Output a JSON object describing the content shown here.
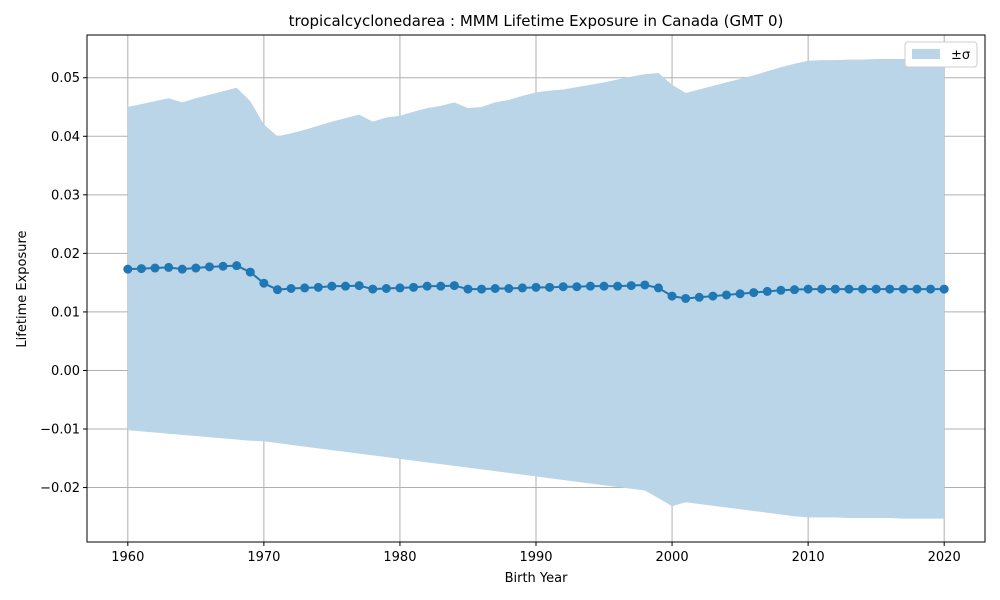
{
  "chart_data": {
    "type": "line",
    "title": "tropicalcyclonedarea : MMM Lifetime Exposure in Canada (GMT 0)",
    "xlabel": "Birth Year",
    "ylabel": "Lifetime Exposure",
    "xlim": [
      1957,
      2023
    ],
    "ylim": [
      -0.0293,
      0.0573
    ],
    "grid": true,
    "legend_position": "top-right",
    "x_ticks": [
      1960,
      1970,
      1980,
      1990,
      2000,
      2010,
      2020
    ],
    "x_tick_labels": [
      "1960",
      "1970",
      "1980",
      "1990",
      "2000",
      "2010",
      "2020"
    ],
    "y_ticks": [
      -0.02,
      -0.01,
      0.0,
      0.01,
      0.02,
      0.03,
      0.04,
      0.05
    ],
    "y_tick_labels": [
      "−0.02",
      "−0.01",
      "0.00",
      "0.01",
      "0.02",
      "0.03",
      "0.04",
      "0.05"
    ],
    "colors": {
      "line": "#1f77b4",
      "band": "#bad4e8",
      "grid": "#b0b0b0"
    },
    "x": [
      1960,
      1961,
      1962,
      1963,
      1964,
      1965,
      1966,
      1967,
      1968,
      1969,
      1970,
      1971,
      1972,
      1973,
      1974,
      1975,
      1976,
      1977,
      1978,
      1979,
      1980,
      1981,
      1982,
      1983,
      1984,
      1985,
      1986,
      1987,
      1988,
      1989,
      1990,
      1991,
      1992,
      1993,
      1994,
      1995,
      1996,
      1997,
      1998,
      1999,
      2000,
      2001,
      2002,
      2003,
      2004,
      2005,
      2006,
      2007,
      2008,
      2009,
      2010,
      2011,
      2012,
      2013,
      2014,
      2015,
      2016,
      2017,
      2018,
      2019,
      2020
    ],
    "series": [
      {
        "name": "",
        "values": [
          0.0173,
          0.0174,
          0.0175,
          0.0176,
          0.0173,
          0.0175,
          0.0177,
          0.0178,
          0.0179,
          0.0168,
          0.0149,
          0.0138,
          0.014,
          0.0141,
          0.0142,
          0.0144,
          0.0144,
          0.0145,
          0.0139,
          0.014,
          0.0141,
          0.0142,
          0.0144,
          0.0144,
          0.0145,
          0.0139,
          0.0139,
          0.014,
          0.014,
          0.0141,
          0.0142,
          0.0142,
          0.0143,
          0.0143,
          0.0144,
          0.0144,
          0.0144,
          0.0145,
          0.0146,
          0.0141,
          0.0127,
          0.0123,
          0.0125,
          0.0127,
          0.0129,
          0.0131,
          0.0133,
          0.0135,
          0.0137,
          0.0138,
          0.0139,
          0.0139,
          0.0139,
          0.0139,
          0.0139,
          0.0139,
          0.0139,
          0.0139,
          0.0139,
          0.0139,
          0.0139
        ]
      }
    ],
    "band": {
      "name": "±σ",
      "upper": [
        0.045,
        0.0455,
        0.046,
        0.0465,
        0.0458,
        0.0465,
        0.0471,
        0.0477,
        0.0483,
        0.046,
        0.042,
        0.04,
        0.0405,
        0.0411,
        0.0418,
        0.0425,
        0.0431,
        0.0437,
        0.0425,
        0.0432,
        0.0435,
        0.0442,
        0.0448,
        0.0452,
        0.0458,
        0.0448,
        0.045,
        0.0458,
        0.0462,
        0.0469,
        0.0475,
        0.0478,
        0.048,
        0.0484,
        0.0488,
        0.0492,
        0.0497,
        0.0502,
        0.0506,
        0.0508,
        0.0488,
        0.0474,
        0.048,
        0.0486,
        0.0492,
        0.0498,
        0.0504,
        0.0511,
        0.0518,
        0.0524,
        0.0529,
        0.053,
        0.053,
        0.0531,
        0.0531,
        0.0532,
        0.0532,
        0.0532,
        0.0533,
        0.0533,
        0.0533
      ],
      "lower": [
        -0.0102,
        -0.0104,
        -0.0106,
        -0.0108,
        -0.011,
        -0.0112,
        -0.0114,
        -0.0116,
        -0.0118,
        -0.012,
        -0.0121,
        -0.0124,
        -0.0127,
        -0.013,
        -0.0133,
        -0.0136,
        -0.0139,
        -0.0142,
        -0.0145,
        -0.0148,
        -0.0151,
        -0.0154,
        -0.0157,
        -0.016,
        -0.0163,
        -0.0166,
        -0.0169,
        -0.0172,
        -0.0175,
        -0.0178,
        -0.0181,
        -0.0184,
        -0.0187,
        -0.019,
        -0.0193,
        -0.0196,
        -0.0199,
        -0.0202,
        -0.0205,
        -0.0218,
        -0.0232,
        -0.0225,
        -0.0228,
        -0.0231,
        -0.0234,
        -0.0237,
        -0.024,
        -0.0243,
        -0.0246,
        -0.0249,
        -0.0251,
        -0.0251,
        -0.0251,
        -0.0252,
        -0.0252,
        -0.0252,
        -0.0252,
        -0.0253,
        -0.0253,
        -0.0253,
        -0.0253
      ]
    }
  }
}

---

== PROBLEM ==
Reproduce all the records verbatim, excluding images.

== RESPONSE BELOW ==
Output a JSON object describing the content shown here.
{
  "chart_data": {
    "type": "line",
    "title": "tropicalcyclonedarea : MMM Lifetime Exposure in Canada (GMT 0)",
    "xlabel": "Birth Year",
    "ylabel": "Lifetime Exposure",
    "xlim": [
      1957,
      2023
    ],
    "ylim": [
      -0.0293,
      0.0573
    ],
    "grid": true,
    "legend_position": "top-right",
    "x_ticks": [
      1960,
      1970,
      1980,
      1990,
      2000,
      2010,
      2020
    ],
    "x_tick_labels": [
      "1960",
      "1970",
      "1980",
      "1990",
      "2000",
      "2010",
      "2020"
    ],
    "y_ticks": [
      -0.02,
      -0.01,
      0.0,
      0.01,
      0.02,
      0.03,
      0.04,
      0.05
    ],
    "y_tick_labels": [
      "−0.02",
      "−0.01",
      "0.00",
      "0.01",
      "0.02",
      "0.03",
      "0.04",
      "0.05"
    ],
    "colors": {
      "line": "#1f77b4",
      "band": "#bad4e8",
      "grid": "#b0b0b0"
    },
    "x": [
      1960,
      1961,
      1962,
      1963,
      1964,
      1965,
      1966,
      1967,
      1968,
      1969,
      1970,
      1971,
      1972,
      1973,
      1974,
      1975,
      1976,
      1977,
      1978,
      1979,
      1980,
      1981,
      1982,
      1983,
      1984,
      1985,
      1986,
      1987,
      1988,
      1989,
      1990,
      1991,
      1992,
      1993,
      1994,
      1995,
      1996,
      1997,
      1998,
      1999,
      2000,
      2001,
      2002,
      2003,
      2004,
      2005,
      2006,
      2007,
      2008,
      2009,
      2010,
      2011,
      2012,
      2013,
      2014,
      2015,
      2016,
      2017,
      2018,
      2019,
      2020
    ],
    "series": [
      {
        "name": "",
        "values": [
          0.0173,
          0.0174,
          0.0175,
          0.0176,
          0.0173,
          0.0175,
          0.0177,
          0.0178,
          0.0179,
          0.0168,
          0.0149,
          0.0138,
          0.014,
          0.0141,
          0.0142,
          0.0144,
          0.0144,
          0.0145,
          0.0139,
          0.014,
          0.0141,
          0.0142,
          0.0144,
          0.0144,
          0.0145,
          0.0139,
          0.0139,
          0.014,
          0.014,
          0.0141,
          0.0142,
          0.0142,
          0.0143,
          0.0143,
          0.0144,
          0.0144,
          0.0144,
          0.0145,
          0.0146,
          0.0141,
          0.0127,
          0.0123,
          0.0125,
          0.0127,
          0.0129,
          0.0131,
          0.0133,
          0.0135,
          0.0137,
          0.0138,
          0.0139,
          0.0139,
          0.0139,
          0.0139,
          0.0139,
          0.0139,
          0.0139,
          0.0139,
          0.0139,
          0.0139,
          0.0139
        ]
      }
    ],
    "band": {
      "name": "±σ",
      "upper": [
        0.045,
        0.0455,
        0.046,
        0.0465,
        0.0458,
        0.0465,
        0.0471,
        0.0477,
        0.0483,
        0.046,
        0.042,
        0.04,
        0.0405,
        0.0411,
        0.0418,
        0.0425,
        0.0431,
        0.0437,
        0.0425,
        0.0432,
        0.0435,
        0.0442,
        0.0448,
        0.0452,
        0.0458,
        0.0448,
        0.045,
        0.0458,
        0.0462,
        0.0469,
        0.0475,
        0.0478,
        0.048,
        0.0484,
        0.0488,
        0.0492,
        0.0497,
        0.0502,
        0.0506,
        0.0508,
        0.0488,
        0.0474,
        0.048,
        0.0486,
        0.0492,
        0.0498,
        0.0504,
        0.0511,
        0.0518,
        0.0524,
        0.0529,
        0.053,
        0.053,
        0.0531,
        0.0531,
        0.0532,
        0.0532,
        0.0532,
        0.0533,
        0.0533,
        0.0533
      ],
      "lower": [
        -0.0102,
        -0.0104,
        -0.0106,
        -0.0108,
        -0.011,
        -0.0112,
        -0.0114,
        -0.0116,
        -0.0118,
        -0.012,
        -0.0121,
        -0.0124,
        -0.0127,
        -0.013,
        -0.0133,
        -0.0136,
        -0.0139,
        -0.0142,
        -0.0145,
        -0.0148,
        -0.0151,
        -0.0154,
        -0.0157,
        -0.016,
        -0.0163,
        -0.0166,
        -0.0169,
        -0.0172,
        -0.0175,
        -0.0178,
        -0.0181,
        -0.0184,
        -0.0187,
        -0.019,
        -0.0193,
        -0.0196,
        -0.0199,
        -0.0202,
        -0.0205,
        -0.0218,
        -0.0232,
        -0.0225,
        -0.0228,
        -0.0231,
        -0.0234,
        -0.0237,
        -0.024,
        -0.0243,
        -0.0246,
        -0.0249,
        -0.0251,
        -0.0251,
        -0.0251,
        -0.0252,
        -0.0252,
        -0.0252,
        -0.0252,
        -0.0253,
        -0.0253,
        -0.0253,
        -0.0253
      ]
    }
  }
}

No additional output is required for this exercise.